### Prompt
Find the lines that contain the word "image" and copy each one.

# START OF Provided data

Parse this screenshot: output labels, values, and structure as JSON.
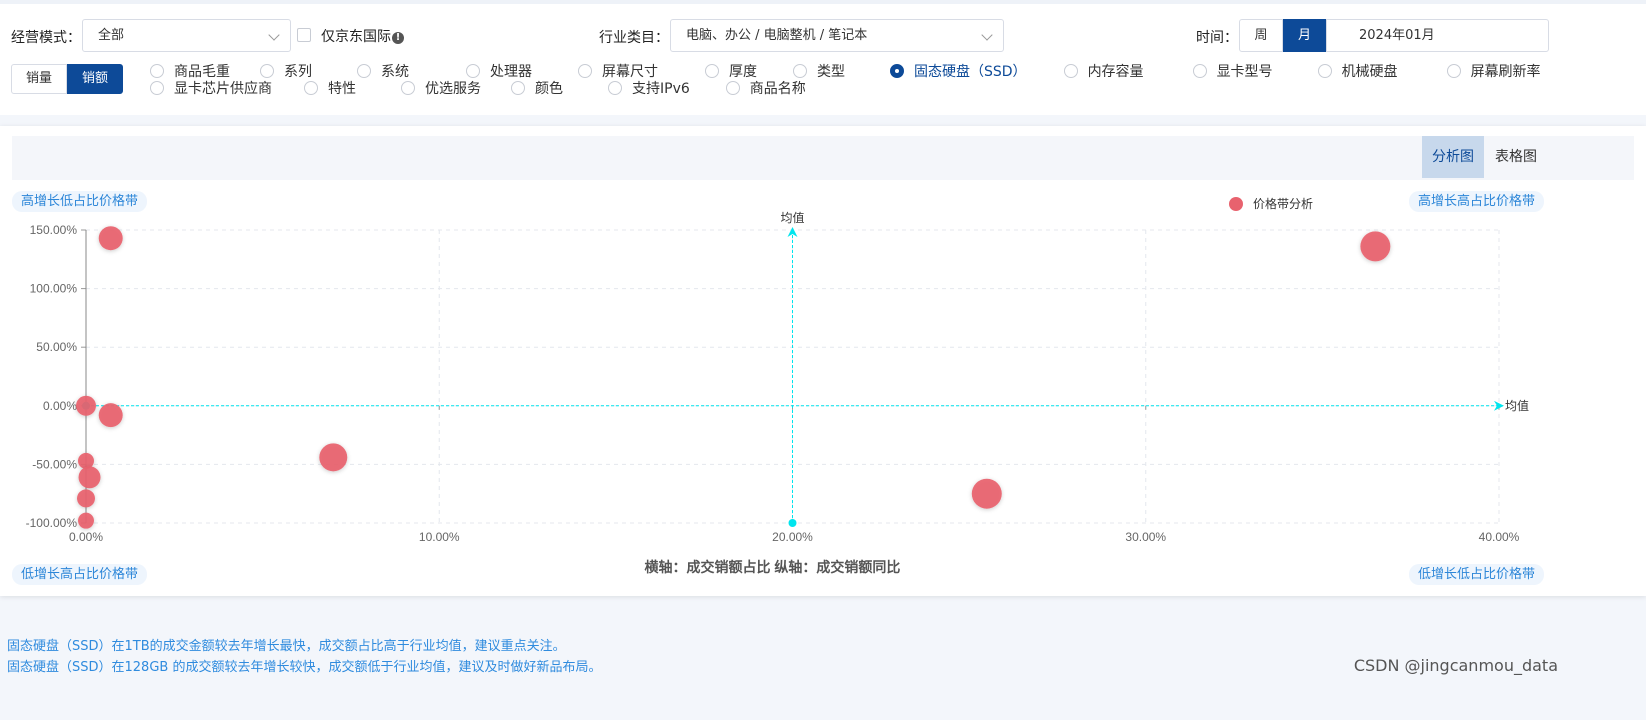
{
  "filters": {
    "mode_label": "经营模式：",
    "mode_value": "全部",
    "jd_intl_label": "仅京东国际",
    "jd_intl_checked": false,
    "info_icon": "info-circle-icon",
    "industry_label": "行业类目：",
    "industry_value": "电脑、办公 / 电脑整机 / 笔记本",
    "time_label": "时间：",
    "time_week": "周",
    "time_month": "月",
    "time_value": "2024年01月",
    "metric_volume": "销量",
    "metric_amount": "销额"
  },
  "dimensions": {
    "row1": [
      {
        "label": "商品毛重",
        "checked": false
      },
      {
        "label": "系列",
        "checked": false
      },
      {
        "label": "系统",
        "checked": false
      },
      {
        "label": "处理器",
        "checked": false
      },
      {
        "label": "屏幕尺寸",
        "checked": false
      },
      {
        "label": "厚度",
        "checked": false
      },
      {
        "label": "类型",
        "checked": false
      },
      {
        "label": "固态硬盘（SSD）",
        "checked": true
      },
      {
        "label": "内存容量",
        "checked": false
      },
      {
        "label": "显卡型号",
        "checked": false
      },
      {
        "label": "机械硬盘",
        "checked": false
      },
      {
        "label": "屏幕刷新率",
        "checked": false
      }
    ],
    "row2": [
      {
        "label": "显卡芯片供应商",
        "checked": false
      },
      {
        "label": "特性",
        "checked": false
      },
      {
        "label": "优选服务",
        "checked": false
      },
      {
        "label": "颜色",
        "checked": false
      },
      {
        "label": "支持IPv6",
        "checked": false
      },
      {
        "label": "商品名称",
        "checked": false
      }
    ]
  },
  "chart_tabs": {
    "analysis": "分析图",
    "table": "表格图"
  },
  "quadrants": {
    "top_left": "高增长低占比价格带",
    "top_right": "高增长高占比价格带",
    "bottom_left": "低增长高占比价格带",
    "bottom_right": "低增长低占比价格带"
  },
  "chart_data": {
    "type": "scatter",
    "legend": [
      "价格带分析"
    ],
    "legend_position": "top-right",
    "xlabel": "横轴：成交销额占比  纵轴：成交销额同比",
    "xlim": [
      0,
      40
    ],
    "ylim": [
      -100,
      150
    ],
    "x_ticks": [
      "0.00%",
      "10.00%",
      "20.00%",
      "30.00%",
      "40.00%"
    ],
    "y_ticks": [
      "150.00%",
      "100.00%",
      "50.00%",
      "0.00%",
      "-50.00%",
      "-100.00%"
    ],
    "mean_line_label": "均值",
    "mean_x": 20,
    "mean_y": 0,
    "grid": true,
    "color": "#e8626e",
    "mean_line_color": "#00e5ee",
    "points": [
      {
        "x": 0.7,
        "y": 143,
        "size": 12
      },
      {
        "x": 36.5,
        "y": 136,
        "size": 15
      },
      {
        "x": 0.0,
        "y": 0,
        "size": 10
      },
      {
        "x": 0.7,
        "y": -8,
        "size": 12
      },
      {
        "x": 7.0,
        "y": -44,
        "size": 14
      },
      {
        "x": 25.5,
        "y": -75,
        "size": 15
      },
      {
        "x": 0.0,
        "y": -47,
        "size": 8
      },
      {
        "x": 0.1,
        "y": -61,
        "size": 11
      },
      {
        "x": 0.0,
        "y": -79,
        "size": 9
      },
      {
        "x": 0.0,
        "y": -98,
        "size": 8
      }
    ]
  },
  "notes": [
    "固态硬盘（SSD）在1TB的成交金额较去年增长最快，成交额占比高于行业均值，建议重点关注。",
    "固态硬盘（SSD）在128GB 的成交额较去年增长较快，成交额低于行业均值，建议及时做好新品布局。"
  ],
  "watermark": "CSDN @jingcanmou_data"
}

# END OF Provided data
# START OF Provided data

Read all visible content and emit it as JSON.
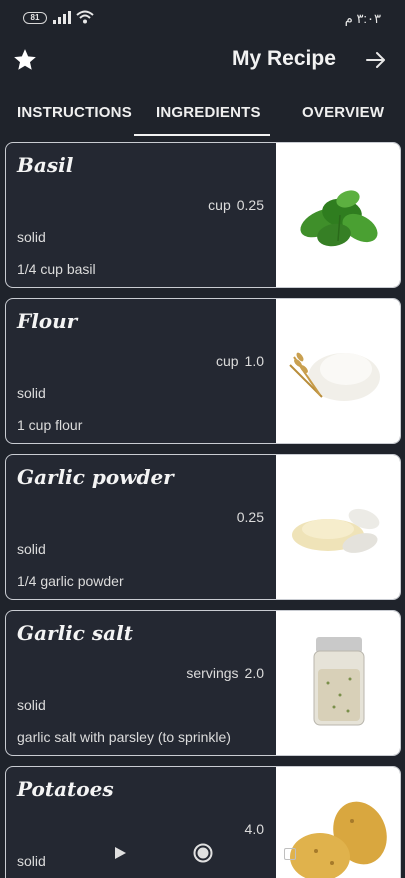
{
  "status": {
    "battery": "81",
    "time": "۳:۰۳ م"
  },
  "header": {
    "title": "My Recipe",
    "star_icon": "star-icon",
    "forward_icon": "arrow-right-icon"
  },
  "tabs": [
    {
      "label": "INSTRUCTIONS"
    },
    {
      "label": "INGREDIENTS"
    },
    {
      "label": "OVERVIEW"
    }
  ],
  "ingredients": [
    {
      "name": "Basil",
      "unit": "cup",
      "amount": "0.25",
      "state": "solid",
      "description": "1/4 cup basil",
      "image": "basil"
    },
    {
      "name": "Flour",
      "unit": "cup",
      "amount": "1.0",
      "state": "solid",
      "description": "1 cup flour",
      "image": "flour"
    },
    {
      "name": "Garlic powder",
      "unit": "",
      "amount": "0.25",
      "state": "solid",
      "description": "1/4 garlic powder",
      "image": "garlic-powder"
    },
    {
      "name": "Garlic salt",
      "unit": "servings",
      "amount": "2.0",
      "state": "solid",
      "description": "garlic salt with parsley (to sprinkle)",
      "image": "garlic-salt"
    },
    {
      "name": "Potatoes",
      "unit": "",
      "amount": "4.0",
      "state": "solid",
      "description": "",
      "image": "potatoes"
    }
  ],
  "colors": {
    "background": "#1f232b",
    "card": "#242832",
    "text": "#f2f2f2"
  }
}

# END OF Provided data
# START OF Provided data

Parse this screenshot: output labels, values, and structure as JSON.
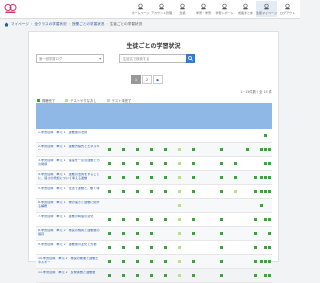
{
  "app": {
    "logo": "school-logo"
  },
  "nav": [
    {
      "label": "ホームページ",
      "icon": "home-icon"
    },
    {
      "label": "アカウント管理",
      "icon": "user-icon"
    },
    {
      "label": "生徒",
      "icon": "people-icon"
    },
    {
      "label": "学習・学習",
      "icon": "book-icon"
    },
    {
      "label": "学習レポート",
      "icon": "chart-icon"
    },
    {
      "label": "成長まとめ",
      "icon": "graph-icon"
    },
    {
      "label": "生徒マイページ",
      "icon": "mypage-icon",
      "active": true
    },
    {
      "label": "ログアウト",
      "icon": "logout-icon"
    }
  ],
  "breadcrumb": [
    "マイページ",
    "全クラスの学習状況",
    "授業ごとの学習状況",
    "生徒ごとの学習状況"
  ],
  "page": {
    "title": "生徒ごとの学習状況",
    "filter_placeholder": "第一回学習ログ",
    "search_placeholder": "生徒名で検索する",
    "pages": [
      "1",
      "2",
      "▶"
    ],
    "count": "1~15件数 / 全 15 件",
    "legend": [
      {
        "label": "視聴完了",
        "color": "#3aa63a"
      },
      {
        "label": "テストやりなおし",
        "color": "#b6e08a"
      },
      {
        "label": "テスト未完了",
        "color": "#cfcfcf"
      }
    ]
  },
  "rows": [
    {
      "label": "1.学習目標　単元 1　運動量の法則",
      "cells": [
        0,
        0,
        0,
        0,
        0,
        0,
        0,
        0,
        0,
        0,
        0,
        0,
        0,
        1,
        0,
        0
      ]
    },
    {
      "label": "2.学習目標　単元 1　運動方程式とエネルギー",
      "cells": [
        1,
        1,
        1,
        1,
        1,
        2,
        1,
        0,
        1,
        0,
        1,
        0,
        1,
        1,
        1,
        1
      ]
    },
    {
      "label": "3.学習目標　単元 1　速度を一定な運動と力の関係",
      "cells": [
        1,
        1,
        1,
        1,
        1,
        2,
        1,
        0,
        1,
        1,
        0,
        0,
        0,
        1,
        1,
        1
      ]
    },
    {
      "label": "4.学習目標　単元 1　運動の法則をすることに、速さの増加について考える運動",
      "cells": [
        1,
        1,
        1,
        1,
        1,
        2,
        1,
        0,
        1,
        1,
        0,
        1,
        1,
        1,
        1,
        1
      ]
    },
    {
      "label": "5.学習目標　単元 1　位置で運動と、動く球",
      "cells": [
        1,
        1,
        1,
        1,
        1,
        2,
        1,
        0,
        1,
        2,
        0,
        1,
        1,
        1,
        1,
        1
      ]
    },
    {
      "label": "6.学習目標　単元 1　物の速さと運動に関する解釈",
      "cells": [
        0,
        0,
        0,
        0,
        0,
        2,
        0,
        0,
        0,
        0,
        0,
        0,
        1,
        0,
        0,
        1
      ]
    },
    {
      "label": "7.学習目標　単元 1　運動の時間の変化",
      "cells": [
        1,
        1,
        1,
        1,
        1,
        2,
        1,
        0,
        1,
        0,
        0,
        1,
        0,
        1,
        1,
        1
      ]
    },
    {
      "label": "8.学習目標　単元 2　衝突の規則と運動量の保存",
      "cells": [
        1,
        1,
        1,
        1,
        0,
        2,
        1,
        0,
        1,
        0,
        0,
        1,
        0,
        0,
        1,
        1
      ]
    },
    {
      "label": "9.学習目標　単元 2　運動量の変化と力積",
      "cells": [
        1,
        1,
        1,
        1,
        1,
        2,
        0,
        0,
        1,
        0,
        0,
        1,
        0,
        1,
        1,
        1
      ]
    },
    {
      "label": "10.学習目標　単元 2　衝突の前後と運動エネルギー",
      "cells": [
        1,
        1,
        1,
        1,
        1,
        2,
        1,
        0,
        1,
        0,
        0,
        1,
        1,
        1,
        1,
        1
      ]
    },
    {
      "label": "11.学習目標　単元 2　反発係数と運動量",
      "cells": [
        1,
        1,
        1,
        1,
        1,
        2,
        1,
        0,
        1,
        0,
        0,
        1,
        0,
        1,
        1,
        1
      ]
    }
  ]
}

# END OF Provided data

### Task result
      "image": "basil"
      "image": "flour"
      "image": "garlic-powder"
      "image": "garlic-salt"
      "image": "potatoes"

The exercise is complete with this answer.